### PAGE EXCERPT

WCM Search

Document created by resplin Employee on Jun 6, 2015
Version 1Show Document
  • View in full screen mode

Obsolete Pages{{Obsolete}}

The official documentation is at: http://docs.alfresco.com



{{AVMWarning}}
AVM


Search


Searching against a WCM store is the same as searching against an ADM store, as described on the Search page. The search API is the same. Some index fields are modified as described below, these are mostly only intended for internal use. PATH is the major exception which matches paths in the avm store, where there is no name space prefix. Paths are like '/a/b/c/d'.

Lucene based search is only available for the latest snapshot of the head revision for staging. It is not available for user sand boxes, workflow sandboxes etc.

XPath based searching is available for all WCM stores, with the caveat that performance may be slow depending on the query and the store structure, as the implementation walks the object model. This follows the same implementation as the ADM stores. XPath searching is always available for all stores and requires no configuration. Searches are always live, and not just available for the last snapshot.

A StoreRef is sufficient to identify the store for the search.

A search against an avm store can be performed via Java, JavaScript, Freemaker template or the node browser. It is not yet exposed via open search. As the API is the same, searches via web services etc are the same apart from the store context.


Indexing


Indexing takes place for a limited number of avm actions. These are:


  • taking a snapshot;
  • creating a store;
  • purging a store; and
  • moving a store.

All other actions have no effect on the index. So new additions to a wcm store will not be found until a snapshot is taken. If the snapshot is indexed asynchronously then the addition will not be found until the snapshot has been indexed in the background.

For synchronous indexing, search works immediately after any snapshot. After the snapshot any searches in the same transaction will find the changes in the snapshot. After the snapshot is committed all users will see the changes. 

Indexing of a snapshot may take place asynchronously or synchronously. AVM store creates and purges are indexed synchronous. Move is a mixed beast - the index for the old store is synchronously deleted, the new index is synchronously created and the initial snapshot may be indexed asynchronously or synchronously, depending on the configuration.


Altered Fields in the index compared with ADM


ID
This is multivalued entry in WCM indexes. It contains the avm node ref and the full path - including the store. It can be used in the same way as the ADM index. It will also match the full avm path to the object.

PARENT
is the path to the parent (as it needs to match the parent's ID)

ANCESTOR
(container index entries only) The IDs of all parent containers as paths.

PATH
(container index entries only) The full avm path to the container.
This is not the PATH as exposed for search and is not available via lucene parsed queries.

ISCATEGORY
Unused as categories are not yet supported in the AVM index

Fields that do not exist in the AVM index
FTSSTATUS
LINKASPECT
PRIMARYASSOCIATIONTYPEQNAME
PRIMARYPARENT
QNAME
TX

All other fields are as described in |Fields in the index and how they are exposed for queries




Configuration


Configuration is set in a method interceptor bean definition that wraps AVM calls. This is defined by default in public-service-context.xml and can be over-ridden. The default configuration is shown below. By default staging areas are indexed synchronously. There is an extension example for asynchronous indexing. Remember, if you configure asynchronous indexing your query results may be out of date.

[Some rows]
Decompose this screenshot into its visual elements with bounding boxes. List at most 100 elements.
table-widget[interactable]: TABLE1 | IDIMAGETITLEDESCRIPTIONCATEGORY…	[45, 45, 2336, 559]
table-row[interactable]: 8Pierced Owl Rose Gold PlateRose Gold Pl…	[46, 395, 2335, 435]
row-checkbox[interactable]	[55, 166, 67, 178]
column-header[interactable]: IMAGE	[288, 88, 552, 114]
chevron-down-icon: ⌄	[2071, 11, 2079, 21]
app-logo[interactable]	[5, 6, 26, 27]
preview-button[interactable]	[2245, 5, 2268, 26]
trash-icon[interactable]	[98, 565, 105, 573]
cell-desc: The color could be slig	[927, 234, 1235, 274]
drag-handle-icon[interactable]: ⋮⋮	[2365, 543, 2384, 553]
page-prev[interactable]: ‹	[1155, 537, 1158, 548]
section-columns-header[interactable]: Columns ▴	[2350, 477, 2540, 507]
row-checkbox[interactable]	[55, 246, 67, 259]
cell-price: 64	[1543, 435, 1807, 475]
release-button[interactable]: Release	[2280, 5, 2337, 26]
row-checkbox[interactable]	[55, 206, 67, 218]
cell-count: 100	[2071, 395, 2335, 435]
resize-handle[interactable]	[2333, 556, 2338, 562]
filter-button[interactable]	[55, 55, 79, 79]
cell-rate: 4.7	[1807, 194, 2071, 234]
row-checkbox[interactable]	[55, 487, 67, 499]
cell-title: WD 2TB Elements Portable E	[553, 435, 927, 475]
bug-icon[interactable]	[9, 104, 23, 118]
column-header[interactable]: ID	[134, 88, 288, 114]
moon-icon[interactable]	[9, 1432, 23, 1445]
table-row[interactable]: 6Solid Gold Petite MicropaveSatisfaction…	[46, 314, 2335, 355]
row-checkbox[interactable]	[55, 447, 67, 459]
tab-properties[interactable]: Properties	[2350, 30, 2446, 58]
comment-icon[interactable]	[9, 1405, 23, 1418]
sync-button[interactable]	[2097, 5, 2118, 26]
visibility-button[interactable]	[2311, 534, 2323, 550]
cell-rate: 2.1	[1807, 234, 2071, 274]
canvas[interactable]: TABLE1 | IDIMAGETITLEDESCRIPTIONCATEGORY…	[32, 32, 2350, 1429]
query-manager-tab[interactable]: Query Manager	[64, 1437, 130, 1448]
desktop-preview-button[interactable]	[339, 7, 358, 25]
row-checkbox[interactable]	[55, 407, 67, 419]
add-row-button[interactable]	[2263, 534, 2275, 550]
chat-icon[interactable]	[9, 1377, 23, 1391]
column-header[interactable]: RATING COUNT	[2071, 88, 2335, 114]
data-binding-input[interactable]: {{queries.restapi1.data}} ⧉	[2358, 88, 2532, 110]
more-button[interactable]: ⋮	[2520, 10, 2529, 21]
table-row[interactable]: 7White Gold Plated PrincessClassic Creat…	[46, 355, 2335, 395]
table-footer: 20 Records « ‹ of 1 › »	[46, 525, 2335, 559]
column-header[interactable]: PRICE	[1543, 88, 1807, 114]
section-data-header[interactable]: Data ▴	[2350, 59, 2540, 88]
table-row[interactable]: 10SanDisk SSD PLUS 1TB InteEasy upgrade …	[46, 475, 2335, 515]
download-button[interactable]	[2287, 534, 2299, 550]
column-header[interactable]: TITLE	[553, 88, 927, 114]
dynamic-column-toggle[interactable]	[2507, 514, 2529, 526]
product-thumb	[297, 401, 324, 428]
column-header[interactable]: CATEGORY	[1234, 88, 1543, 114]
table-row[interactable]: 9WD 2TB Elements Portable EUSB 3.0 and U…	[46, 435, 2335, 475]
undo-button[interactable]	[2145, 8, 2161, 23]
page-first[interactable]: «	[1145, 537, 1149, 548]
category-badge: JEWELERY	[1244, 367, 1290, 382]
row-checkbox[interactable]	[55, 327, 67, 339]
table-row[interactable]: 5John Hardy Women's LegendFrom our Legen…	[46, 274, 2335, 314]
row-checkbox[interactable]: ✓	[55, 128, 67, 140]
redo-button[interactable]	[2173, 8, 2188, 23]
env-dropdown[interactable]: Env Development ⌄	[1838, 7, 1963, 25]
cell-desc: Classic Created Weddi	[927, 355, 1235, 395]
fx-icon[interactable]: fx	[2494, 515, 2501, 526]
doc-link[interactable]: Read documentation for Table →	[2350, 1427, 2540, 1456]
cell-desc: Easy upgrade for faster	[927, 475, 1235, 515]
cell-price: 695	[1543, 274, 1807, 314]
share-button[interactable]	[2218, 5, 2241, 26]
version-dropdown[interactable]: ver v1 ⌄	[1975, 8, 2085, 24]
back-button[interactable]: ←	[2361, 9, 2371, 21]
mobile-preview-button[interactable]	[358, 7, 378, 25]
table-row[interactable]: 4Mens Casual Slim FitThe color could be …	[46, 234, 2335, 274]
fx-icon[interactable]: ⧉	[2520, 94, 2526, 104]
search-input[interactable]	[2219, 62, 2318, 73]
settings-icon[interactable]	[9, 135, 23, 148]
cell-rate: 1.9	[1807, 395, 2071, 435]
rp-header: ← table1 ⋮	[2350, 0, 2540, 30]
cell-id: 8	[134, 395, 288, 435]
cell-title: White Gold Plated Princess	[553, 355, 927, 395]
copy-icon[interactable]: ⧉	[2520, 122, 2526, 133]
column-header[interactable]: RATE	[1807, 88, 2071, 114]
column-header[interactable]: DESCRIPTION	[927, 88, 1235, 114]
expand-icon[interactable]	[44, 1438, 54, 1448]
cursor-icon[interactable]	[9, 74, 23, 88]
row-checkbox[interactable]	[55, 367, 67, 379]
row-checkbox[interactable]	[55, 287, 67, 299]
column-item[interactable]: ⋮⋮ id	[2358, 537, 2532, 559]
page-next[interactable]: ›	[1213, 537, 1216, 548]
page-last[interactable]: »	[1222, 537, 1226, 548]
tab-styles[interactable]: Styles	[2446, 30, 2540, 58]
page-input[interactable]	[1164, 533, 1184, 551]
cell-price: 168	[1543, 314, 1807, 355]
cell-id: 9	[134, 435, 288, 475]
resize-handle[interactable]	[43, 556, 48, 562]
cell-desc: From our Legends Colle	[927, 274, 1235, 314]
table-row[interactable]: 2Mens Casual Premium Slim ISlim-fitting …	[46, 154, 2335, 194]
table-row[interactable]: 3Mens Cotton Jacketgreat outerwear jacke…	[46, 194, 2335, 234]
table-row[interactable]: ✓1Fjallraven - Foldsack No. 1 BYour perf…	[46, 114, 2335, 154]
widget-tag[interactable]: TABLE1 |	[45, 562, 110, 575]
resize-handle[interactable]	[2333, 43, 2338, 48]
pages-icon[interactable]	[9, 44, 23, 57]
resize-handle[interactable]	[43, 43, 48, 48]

### REQUIRED WORK
1/ Retype the passage of the WCM Search page between "All other fields" and "out of date.", inclusive.
2/ According to the WCM Search page, which file holds the default definition of the indexing configuration?
3/ List every field that the WCM Search page says does not exist in the AVM index.

### RESULTS BY TASK
1/
All other fields are as described in |Fields in the index and how they are exposed for queries




Configuration


Configuration is set in a method interceptor bean definition that wraps AVM calls. This is defined by default in public-service-context.xml and can be over-ridden. The default configuration is shown below. By default staging areas are indexed synchronously. There is an extension example for asynchronous indexing. Remember, if you configure asynchronous indexing your query results may be out of date.

2/ public-service-context.xml

3/
FTSSTATUS
LINKASPECT
PRIMARYASSOCIATIONTYPEQNAME
PRIMARYPARENT
QNAME
TX